Aim: Reproduce every record below exactly as written, but leave out any pictures.

Some records
======
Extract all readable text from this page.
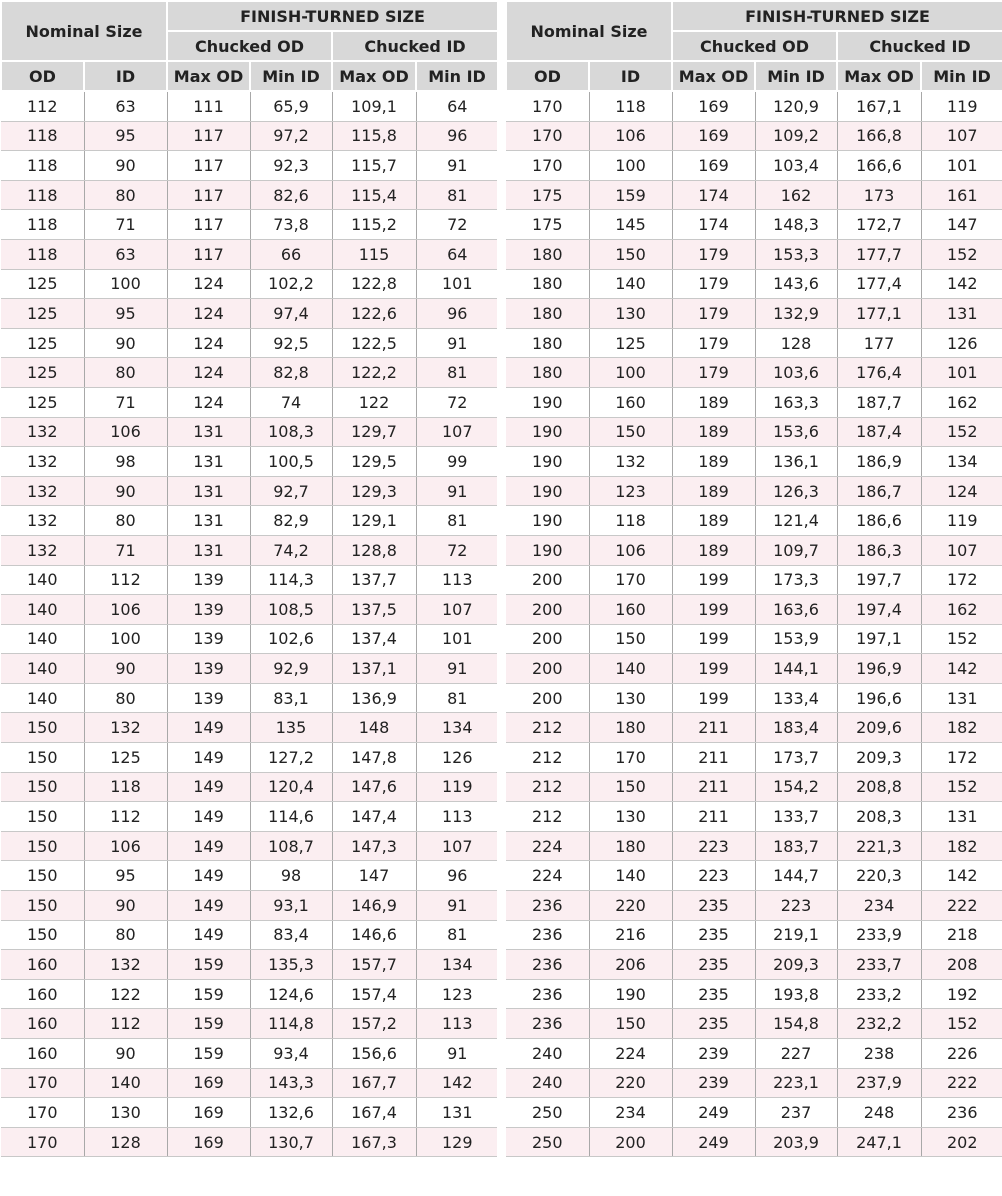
Nominal Size		FINISH-TURNED SIZE			
		Chucked OD		Chucked ID	
OD	ID	Max OD	Min ID	Max OD	Min ID
112	63	111	65,9	109,1	64
118	95	117	97,2	115,8	96
118	90	117	92,3	115,7	91
118	80	117	82,6	115,4	81
118	71	117	73,8	115,2	72
118	63	117	66	115	64
125	100	124	102,2	122,8	101
125	95	124	97,4	122,6	96
125	90	124	92,5	122,5	91
125	80	124	82,8	122,2	81
125	71	124	74	122	72
132	106	131	108,3	129,7	107
132	98	131	100,5	129,5	99
132	90	131	92,7	129,3	91
132	80	131	82,9	129,1	81
132	71	131	74,2	128,8	72
140	112	139	114,3	137,7	113
140	106	139	108,5	137,5	107
140	100	139	102,6	137,4	101
140	90	139	92,9	137,1	91
140	80	139	83,1	136,9	81
150	132	149	135	148	134
150	125	149	127,2	147,8	126
150	118	149	120,4	147,6	119
150	112	149	114,6	147,4	113
150	106	149	108,7	147,3	107
150	95	149	98	147	96
150	90	149	93,1	146,9	91
150	80	149	83,4	146,6	81
160	132	159	135,3	157,7	134
160	122	159	124,6	157,4	123
160	112	159	114,8	157,2	113
160	90	159	93,4	156,6	91
170	140	169	143,3	167,7	142
170	130	169	132,6	167,4	131
170	128	169	130,7	167,3	129
Nominal Size		FINISH-TURNED SIZE			
		Chucked OD		Chucked ID	
OD	ID	Max OD	Min ID	Max OD	Min ID
170	118	169	120,9	167,1	119
170	106	169	109,2	166,8	107
170	100	169	103,4	166,6	101
175	159	174	162	173	161
175	145	174	148,3	172,7	147
180	150	179	153,3	177,7	152
180	140	179	143,6	177,4	142
180	130	179	132,9	177,1	131
180	125	179	128	177	126
180	100	179	103,6	176,4	101
190	160	189	163,3	187,7	162
190	150	189	153,6	187,4	152
190	132	189	136,1	186,9	134
190	123	189	126,3	186,7	124
190	118	189	121,4	186,6	119
190	106	189	109,7	186,3	107
200	170	199	173,3	197,7	172
200	160	199	163,6	197,4	162
200	150	199	153,9	197,1	152
200	140	199	144,1	196,9	142
200	130	199	133,4	196,6	131
212	180	211	183,4	209,6	182
212	170	211	173,7	209,3	172
212	150	211	154,2	208,8	152
212	130	211	133,7	208,3	131
224	180	223	183,7	221,3	182
224	140	223	144,7	220,3	142
236	220	235	223	234	222
236	216	235	219,1	233,9	218
236	206	235	209,3	233,7	208
236	190	235	193,8	233,2	192
236	150	235	154,8	232,2	152
240	224	239	227	238	226
240	220	239	223,1	237,9	222
250	234	249	237	248	236
250	200	249	203,9	247,1	202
======
Solved problem:
Extract all readable text from this page.
Nominal Size		FINISH-TURNED SIZE			
		Chucked OD		Chucked ID	
OD	ID	Max OD	Min ID	Max OD	Min ID
112	63	111	65,9	109,1	64
118	95	117	97,2	115,8	96
118	90	117	92,3	115,7	91
118	80	117	82,6	115,4	81
118	71	117	73,8	115,2	72
118	63	117	66	115	64
125	100	124	102,2	122,8	101
125	95	124	97,4	122,6	96
125	90	124	92,5	122,5	91
125	80	124	82,8	122,2	81
125	71	124	74	122	72
132	106	131	108,3	129,7	107
132	98	131	100,5	129,5	99
132	90	131	92,7	129,3	91
132	80	131	82,9	129,1	81
132	71	131	74,2	128,8	72
140	112	139	114,3	137,7	113
140	106	139	108,5	137,5	107
140	100	139	102,6	137,4	101
140	90	139	92,9	137,1	91
140	80	139	83,1	136,9	81
150	132	149	135	148	134
150	125	149	127,2	147,8	126
150	118	149	120,4	147,6	119
150	112	149	114,6	147,4	113
150	106	149	108,7	147,3	107
150	95	149	98	147	96
150	90	149	93,1	146,9	91
150	80	149	83,4	146,6	81
160	132	159	135,3	157,7	134
160	122	159	124,6	157,4	123
160	112	159	114,8	157,2	113
160	90	159	93,4	156,6	91
170	140	169	143,3	167,7	142
170	130	169	132,6	167,4	131
170	128	169	130,7	167,3	129
Nominal Size		FINISH-TURNED SIZE			
		Chucked OD		Chucked ID	
OD	ID	Max OD	Min ID	Max OD	Min ID
170	118	169	120,9	167,1	119
170	106	169	109,2	166,8	107
170	100	169	103,4	166,6	101
175	159	174	162	173	161
175	145	174	148,3	172,7	147
180	150	179	153,3	177,7	152
180	140	179	143,6	177,4	142
180	130	179	132,9	177,1	131
180	125	179	128	177	126
180	100	179	103,6	176,4	101
190	160	189	163,3	187,7	162
190	150	189	153,6	187,4	152
190	132	189	136,1	186,9	134
190	123	189	126,3	186,7	124
190	118	189	121,4	186,6	119
190	106	189	109,7	186,3	107
200	170	199	173,3	197,7	172
200	160	199	163,6	197,4	162
200	150	199	153,9	197,1	152
200	140	199	144,1	196,9	142
200	130	199	133,4	196,6	131
212	180	211	183,4	209,6	182
212	170	211	173,7	209,3	172
212	150	211	154,2	208,8	152
212	130	211	133,7	208,3	131
224	180	223	183,7	221,3	182
224	140	223	144,7	220,3	142
236	220	235	223	234	222
236	216	235	219,1	233,9	218
236	206	235	209,3	233,7	208
236	190	235	193,8	233,2	192
236	150	235	154,8	232,2	152
240	224	239	227	238	226
240	220	239	223,1	237,9	222
250	234	249	237	248	236
250	200	249	203,9	247,1	202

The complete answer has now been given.